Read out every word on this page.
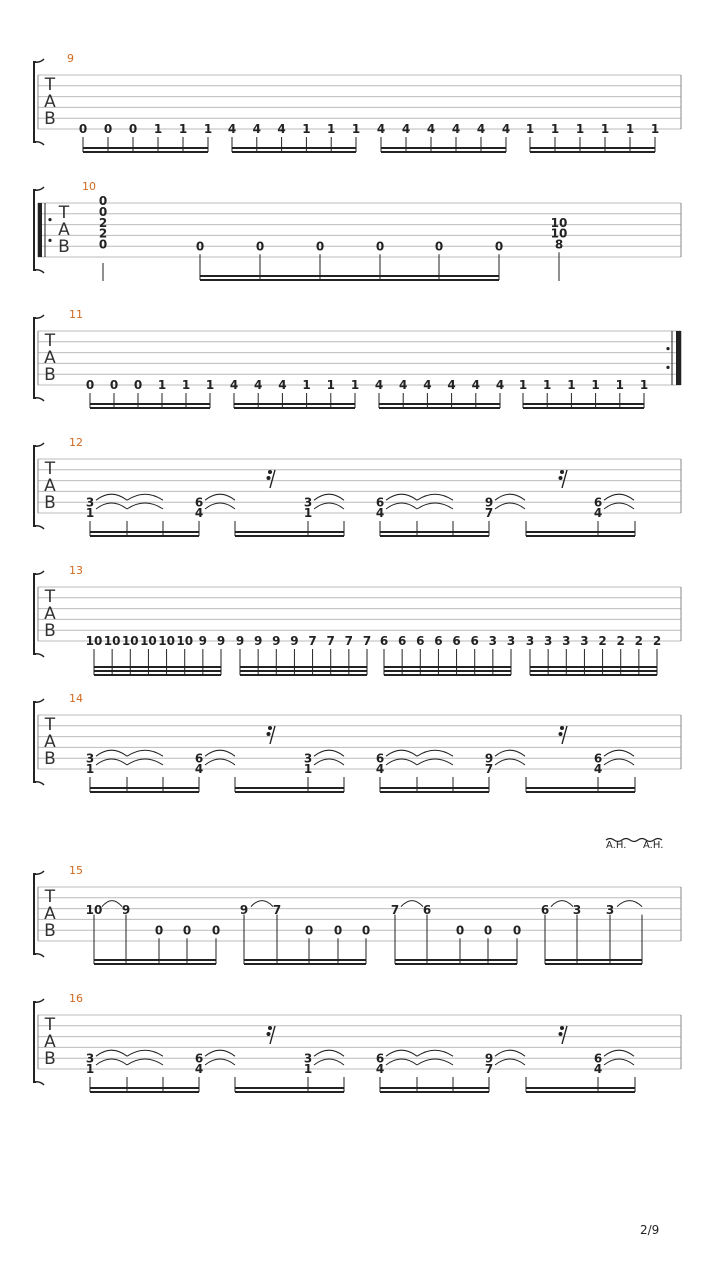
T
A
B
9
0 0 0 1 1 1 4 4 4 1 1 1 4 4 4 4 4 4 1 1 1 1 1 1
T
A
B
10
0
0
2
2
0	0	0	0	0	0	0
10
10
8
T
A
B
11
0 0 0 1 1 1 4 4 4 1 1 1 4 4 4 4 4 4 1 1 1 1 1 1
T
A
B
12
3
1
6
4
3
1
6
4
9
7
6
4
T
A
B
13
10 10 10 10 10 10 9 9 9 9 9 9 7 7 7 7 6 6 6 6 6 6 3 3 3 3 3 3 2 2 2 2
T
A
B
14
3
1
6
4
3
1
6
4
9
7
6
4
T
A
B
15
10 9	9 7	7 6	6 3 3
0 0 0	0 0 0	0 0 0
A.H. A.H.
T
A
B
16
3
1
6
4
3
1
6
4
9
7
6
4
2/9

> _WORK TO BE COMPLETED_
Pictures in the records must not appear in the copy; transcribe everything else precisely.

> _FULL OUTPUT_
Read out every word on this page.
T
A
B
9
0 0 0 1 1 1 4 4 4 1 1 1 4 4 4 4 4 4 1 1 1 1 1 1
T
A
B
10
0
0
2
2
0	0	0	0	0	0	0
10
10
8
T
A
B
11
0 0 0 1 1 1 4 4 4 1 1 1 4 4 4 4 4 4 1 1 1 1 1 1
T
A
B
12
3
1
6
4
3
1
6
4
9
7
6
4
T
A
B
13
10 10 10 10 10 10 9 9 9 9 9 9 7 7 7 7 6 6 6 6 6 6 3 3 3 3 3 3 2 2 2 2
T
A
B
14
3
1
6
4
3
1
6
4
9
7
6
4
T
A
B
15
10 9	9 7	7 6	6 3 3
0 0 0	0 0 0	0 0 0
A.H. A.H.
T
A
B
16
3
1
6
4
3
1
6
4
9
7
6
4
2/9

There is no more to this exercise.